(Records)
◆ ◆ ◆ ◆ ◆

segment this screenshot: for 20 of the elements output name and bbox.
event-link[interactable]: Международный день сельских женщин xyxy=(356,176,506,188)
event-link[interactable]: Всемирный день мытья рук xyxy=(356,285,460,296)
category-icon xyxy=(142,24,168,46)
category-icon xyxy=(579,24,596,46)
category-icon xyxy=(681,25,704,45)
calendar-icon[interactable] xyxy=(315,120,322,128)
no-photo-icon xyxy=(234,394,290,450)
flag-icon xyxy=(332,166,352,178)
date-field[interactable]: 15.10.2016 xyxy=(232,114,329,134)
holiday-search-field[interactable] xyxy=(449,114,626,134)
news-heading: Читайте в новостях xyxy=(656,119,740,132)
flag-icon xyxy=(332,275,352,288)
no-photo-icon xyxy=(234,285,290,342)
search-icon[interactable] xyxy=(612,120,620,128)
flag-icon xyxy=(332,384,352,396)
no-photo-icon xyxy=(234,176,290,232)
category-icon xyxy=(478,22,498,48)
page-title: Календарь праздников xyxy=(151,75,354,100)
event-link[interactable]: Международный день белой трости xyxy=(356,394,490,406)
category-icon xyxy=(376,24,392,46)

◆ ◆ ◆ ◆ ◆

Reproduce every line of the items above word for word.

segment this screenshot: for 20 of the elements output name and bbox.
event-link[interactable]: Международный день сельских женщин xyxy=(356,176,506,188)
event-link[interactable]: Всемирный день мытья рук xyxy=(356,285,460,296)
category-icon xyxy=(142,24,168,46)
category-icon xyxy=(579,24,596,46)
category-icon xyxy=(681,25,704,45)
calendar-icon[interactable] xyxy=(315,120,322,128)
no-photo-icon xyxy=(234,394,290,450)
flag-icon xyxy=(332,166,352,178)
date-field[interactable]: 15.10.2016 xyxy=(232,114,329,134)
holiday-search-field[interactable] xyxy=(449,114,626,134)
news-heading: Читайте в новостях xyxy=(656,119,740,132)
flag-icon xyxy=(332,275,352,288)
no-photo-icon xyxy=(234,285,290,342)
search-icon[interactable] xyxy=(612,120,620,128)
flag-icon xyxy=(332,384,352,396)
no-photo-icon xyxy=(234,176,290,232)
category-icon xyxy=(478,22,498,48)
page-title: Календарь праздников xyxy=(151,75,354,100)
event-link[interactable]: Международный день белой трости xyxy=(356,394,490,406)
category-icon xyxy=(376,24,392,46)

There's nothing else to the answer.